PROBLEM:
Omit every image, and transcribe the remaining entries exactly as given.

RECORDS PROVIDED:

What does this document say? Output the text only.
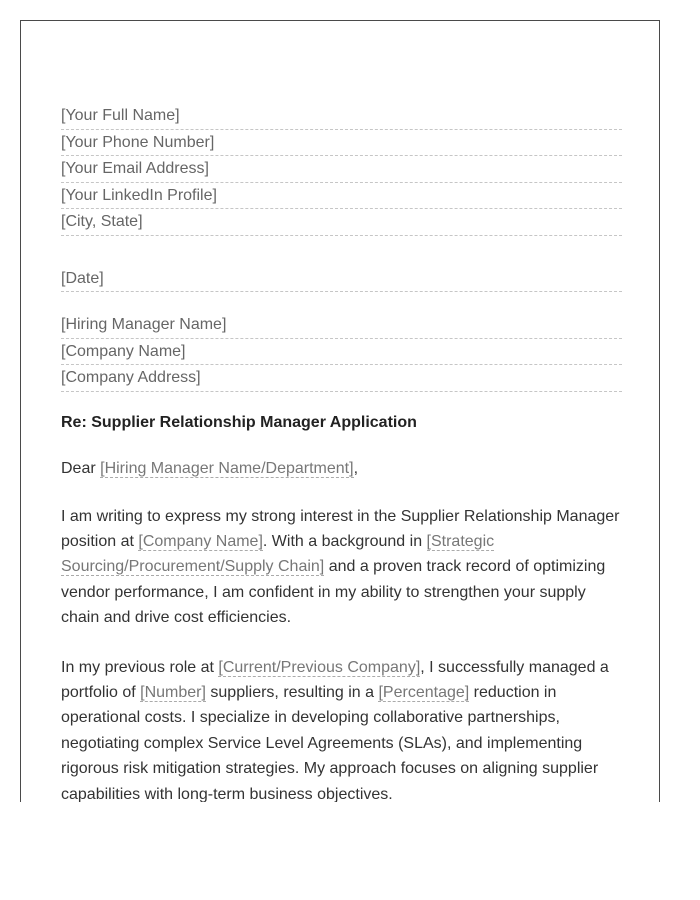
[Your Full Name]
[Your Phone Number]
[Your Email Address]
[Your LinkedIn Profile]
[City, State]
[Date]
[Hiring Manager Name]
[Company Name]
[Company Address]
Re: Supplier Relationship Manager Application
Dear [Hiring Manager Name/Department],

I am writing to express my strong interest in the Supplier Relationship Manager position at [Company Name]. With a background in [Strategic Sourcing/Procurement/Supply Chain] and a proven track record of optimizing vendor performance, I am confident in my ability to strengthen your supply chain and drive cost efficiencies.

In my previous role at [Current/Previous Company], I successfully managed a portfolio of [Number] suppliers, resulting in a [Percentage] reduction in operational costs. I specialize in developing collaborative partnerships, negotiating complex Service Level Agreements (SLAs), and implementing rigorous risk mitigation strategies. My approach focuses on aligning supplier capabilities with long-term business objectives.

OUTPUT BELOW:
What does this document say? Output the text only.
[Your Full Name]
[Your Phone Number]
[Your Email Address]
[Your LinkedIn Profile]
[City, State]
[Date]
[Hiring Manager Name]
[Company Name]
[Company Address]
Re: Supplier Relationship Manager Application
Dear [Hiring Manager Name/Department],

I am writing to express my strong interest in the Supplier Relationship Manager position at [Company Name]. With a background in [Strategic Sourcing/Procurement/Supply Chain] and a proven track record of optimizing vendor performance, I am confident in my ability to strengthen your supply chain and drive cost efficiencies.

In my previous role at [Current/Previous Company], I successfully managed a portfolio of [Number] suppliers, resulting in a [Percentage] reduction in operational costs. I specialize in developing collaborative partnerships, negotiating complex Service Level Agreements (SLAs), and implementing rigorous risk mitigation strategies. My approach focuses on aligning supplier capabilities with long-term business objectives.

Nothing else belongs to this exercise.